### Written problem
Every record must be transcribed in its entirety, apart from the images, which are to be omitted.

A run of records
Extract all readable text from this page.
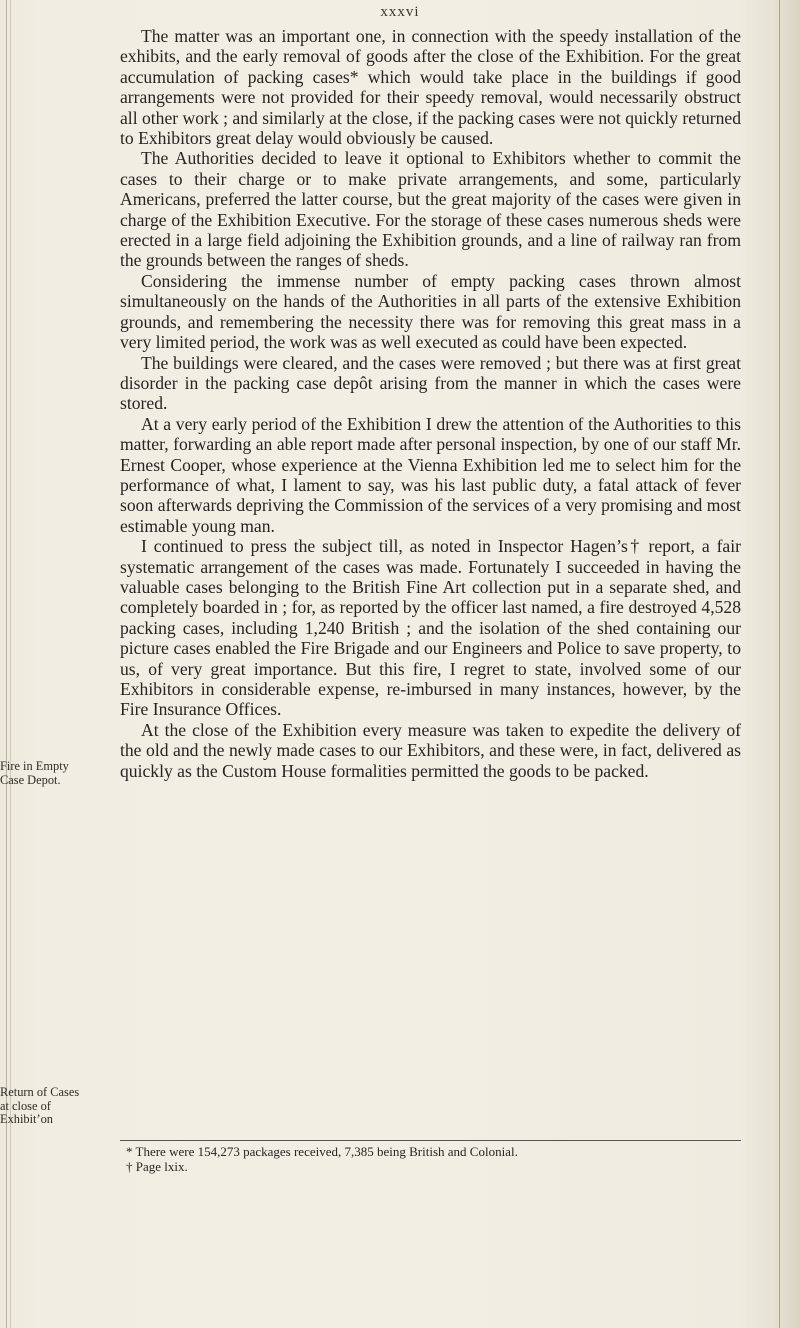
xxxvi

The matter was an important one, in connection with the speedy installation of the exhibits, and the early removal of goods after the close of the Exhibition. For the great accumulation of packing cases* which would take place in the buildings if good arrangements were not provided for their speedy removal, would necessarily obstruct all other work ; and similarly at the close, if the packing cases were not quickly returned to Exhibitors great delay would obviously be caused.

The Authorities decided to leave it optional to Exhibitors whether to commit the cases to their charge or to make private arrangements, and some, particularly Americans, preferred the latter course, but the great majority of the cases were given in charge of the Exhibition Executive. For the storage of these cases numerous sheds were erected in a large field adjoining the Exhibition grounds, and a line of railway ran from the grounds between the ranges of sheds.

Considering the immense number of empty packing cases thrown almost simultaneously on the hands of the Authorities in all parts of the extensive Exhibition grounds, and remembering the necessity there was for removing this great mass in a very limited period, the work was as well executed as could have been expected.

The buildings were cleared, and the cases were removed ; but there was at first great disorder in the packing case depôt arising from the manner in which the cases were stored.

At a very early period of the Exhibition I drew the attention of the Authorities to this matter, forwarding an able report made after personal inspection, by one of our staff Mr. Ernest Cooper, whose experience at the Vienna Exhibition led me to select him for the performance of what, I lament to say, was his last public duty, a fatal attack of fever soon afterwards depriving the Commission of the services of a very promising and most estimable young man.

I continued to press the subject till, as noted in Inspector Hagen’s† report, a fair systematic arrangement of the cases was made. Fortunately I succeeded in having the valuable cases belonging to the British Fine Art collection put in a separate shed, and completely boarded in ; for, as reported by the officer last named, a fire destroyed 4,528 packing cases, including 1,240 British ; and the isolation of the shed containing our picture cases enabled the Fire Brigade and our Engineers and Police to save property, to us, of very great importance. But this fire, I regret to state, involved some of our Exhibitors in considerable expense, re-imbursed in many instances, however, by the Fire Insurance Offices.

At the close of the Exhibition every measure was taken to expedite the delivery of the old and the newly made cases to our Exhibitors, and these were, in fact, delivered as quickly as the Custom House formalities permitted the goods to be packed.

Fire in Empty
Case Depot.
Return of Cases
at close of
Exhibit’on

* There were 154,273 packages received, 7,385 being British and Colonial.

† Page lxix.
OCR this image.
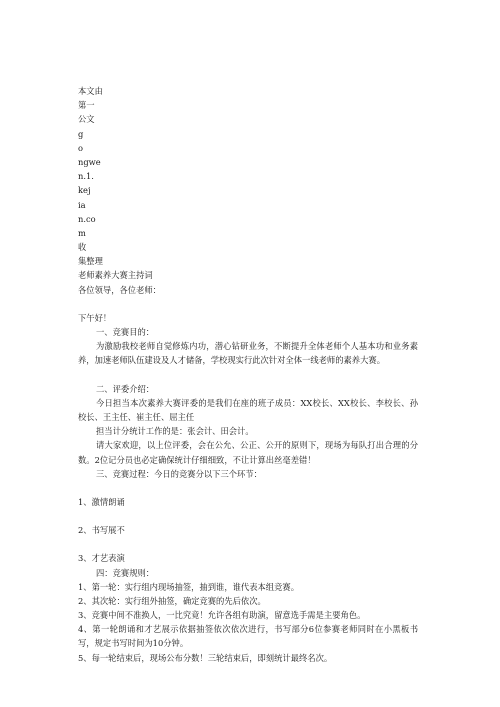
本文由
第一
公文
g
o
ngwe
n.1.
kej
ia
n.co
m
收
集整理
老师素养大赛主持词
各位领导，各位老师：
下午好！
一、竞赛目的：
为激励我校老师自觉修炼内功，潜心钻研业务，不断提升全体老师个人基本功和业务素养，加速老师队伍建设及人才储备，学校现实行此次针对全体一线老师的素养大赛。
二、评委介绍：
今日担当本次素养大赛评委的是我们在座的班子成员：XX校长、XX校长、李校长、孙校长、王主任、崔主任、屈主任
担当计分统计工作的是：张会计、田会计。
请大家欢迎，以上位评委，会在公允、公正、公开的原则下，现场为每队打出合理的分数。2位记分员也必定确保统计仔细细致，不让计算出丝毫差错！
三、竞赛过程：今日的竞赛分以下三个环节：
1、激情朗诵
2、书写展不
3、才艺表演
四：竞赛规则：
1、第一轮：实行组内现场抽签，抽到谁，谁代表本组竞赛。
2、其次轮：实行组外抽签，确定竞赛的先后依次。
3、竞赛中间不准换人，一比究竟！允许各组有助演，留意选手需是主要角色。
4、第一轮朗诵和才艺展示依据抽签依次依次进行，书写部分6位参赛老师同时在小黑板书写，规定书写时间为10分钟。
5、每一轮结束后，现场公布分数！三轮结束后，即刻统计最终名次。
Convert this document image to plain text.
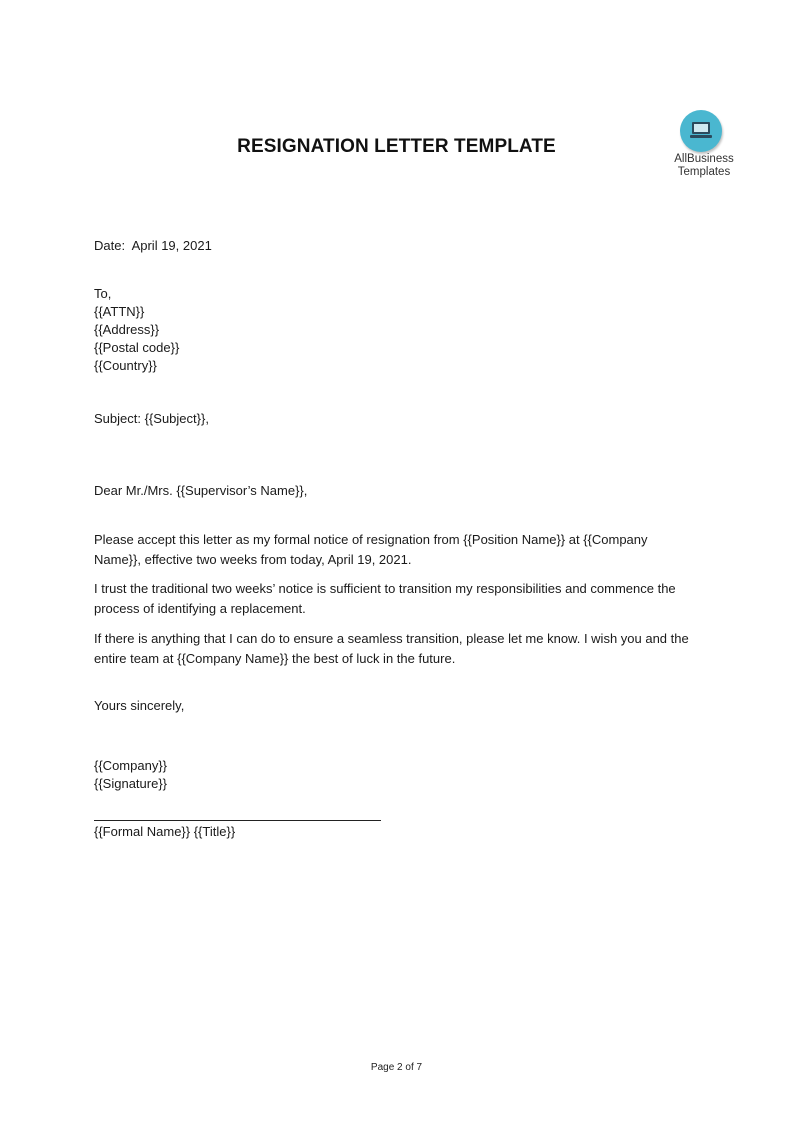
RESIGNATION LETTER TEMPLATE
AllBusiness
Templates
Date:  April 19, 2021
To,
{{ATTN}}
{{Address}}
{{Postal code}}
{{Country}}
Subject: {{Subject}},
Dear Mr./Mrs. {{Supervisor’s Name}},
Please accept this letter as my formal notice of resignation from {{Position Name}} at {{Company Name}}, effective two weeks from today, April 19, 2021.
I trust the traditional two weeks’ notice is sufficient to transition my responsibilities and commence the process of identifying a replacement.
If there is anything that I can do to ensure a seamless transition, please let me know. I wish you and the entire team at {{Company Name}} the best of luck in the future.
Yours sincerely,
{{Company}}
{{Signature}}
{{Formal Name}} {{Title}}
Page 2 of 7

### Solution to this problem
Extract all readable text from this page.
xxxvi

The matter was an important one, in connection with the speedy installation of the exhibits, and the early removal of goods after the close of the Exhibition. For the great accumulation of packing cases* which would take place in the buildings if good arrangements were not provided for their speedy removal, would necessarily obstruct all other work ; and similarly at the close, if the packing cases were not quickly returned to Exhibitors great delay would obviously be caused.

The Authorities decided to leave it optional to Exhibitors whether to commit the cases to their charge or to make private arrangements, and some, particularly Americans, preferred the latter course, but the great majority of the cases were given in charge of the Exhibition Executive. For the storage of these cases numerous sheds were erected in a large field adjoining the Exhibition grounds, and a line of railway ran from the grounds between the ranges of sheds.

Considering the immense number of empty packing cases thrown almost simultaneously on the hands of the Authorities in all parts of the extensive Exhibition grounds, and remembering the necessity there was for removing this great mass in a very limited period, the work was as well executed as could have been expected.

The buildings were cleared, and the cases were removed ; but there was at first great disorder in the packing case depôt arising from the manner in which the cases were stored.

At a very early period of the Exhibition I drew the attention of the Authorities to this matter, forwarding an able report made after personal inspection, by one of our staff Mr. Ernest Cooper, whose experience at the Vienna Exhibition led me to select him for the performance of what, I lament to say, was his last public duty, a fatal attack of fever soon afterwards depriving the Commission of the services of a very promising and most estimable young man.

I continued to press the subject till, as noted in Inspector Hagen’s† report, a fair systematic arrangement of the cases was made. Fortunately I succeeded in having the valuable cases belonging to the British Fine Art collection put in a separate shed, and completely boarded in ; for, as reported by the officer last named, a fire destroyed 4,528 packing cases, including 1,240 British ; and the isolation of the shed containing our picture cases enabled the Fire Brigade and our Engineers and Police to save property, to us, of very great importance. But this fire, I regret to state, involved some of our Exhibitors in considerable expense, re-imbursed in many instances, however, by the Fire Insurance Offices.

At the close of the Exhibition every measure was taken to expedite the delivery of the old and the newly made cases to our Exhibitors, and these were, in fact, delivered as quickly as the Custom House formalities permitted the goods to be packed.

Fire in Empty
Case Depot.
Return of Cases
at close of
Exhibit’on

* There were 154,273 packages received, 7,385 being British and Colonial.

† Page lxix.
OCR this image.
本文由
第一
公文
g
o
ngwe
n.1.
kej
ia
n.co
m
收
集整理
老师素养大赛主持词
各位领导，各位老师：
下午好！
一、竞赛目的：
为激励我校老师自觉修炼内功，潜心钻研业务，不断提升全体老师个人基本功和业务素养，加速老师队伍建设及人才储备，学校现实行此次针对全体一线老师的素养大赛。
二、评委介绍：
今日担当本次素养大赛评委的是我们在座的班子成员：XX校长、XX校长、李校长、孙校长、王主任、崔主任、屈主任
担当计分统计工作的是：张会计、田会计。
请大家欢迎，以上位评委，会在公允、公正、公开的原则下，现场为每队打出合理的分数。2位记分员也必定确保统计仔细细致，不让计算出丝毫差错！
三、竞赛过程：今日的竞赛分以下三个环节：
1、激情朗诵
2、书写展不
3、才艺表演
四：竞赛规则：
1、第一轮：实行组内现场抽签，抽到谁，谁代表本组竞赛。
2、其次轮：实行组外抽签，确定竞赛的先后依次。
3、竞赛中间不准换人，一比究竟！允许各组有助演，留意选手需是主要角色。
4、第一轮朗诵和才艺展示依据抽签依次依次进行，书写部分6位参赛老师同时在小黑板书写，规定书写时间为10分钟。
5、每一轮结束后，现场公布分数！三轮结束后，即刻统计最终名次。
Convert this document image to plain text.
RESIGNATION LETTER TEMPLATE
AllBusiness
Templates
Date:  April 19, 2021
To,
{{ATTN}}
{{Address}}
{{Postal code}}
{{Country}}
Subject: {{Subject}},
Dear Mr./Mrs. {{Supervisor’s Name}},
Please accept this letter as my formal notice of resignation from {{Position Name}} at {{Company Name}}, effective two weeks from today, April 19, 2021.
I trust the traditional two weeks’ notice is sufficient to transition my responsibilities and commence the process of identifying a replacement.
If there is anything that I can do to ensure a seamless transition, please let me know. I wish you and the entire team at {{Company Name}} the best of luck in the future.
Yours sincerely,
{{Company}}
{{Signature}}
{{Formal Name}} {{Title}}
Page 2 of 7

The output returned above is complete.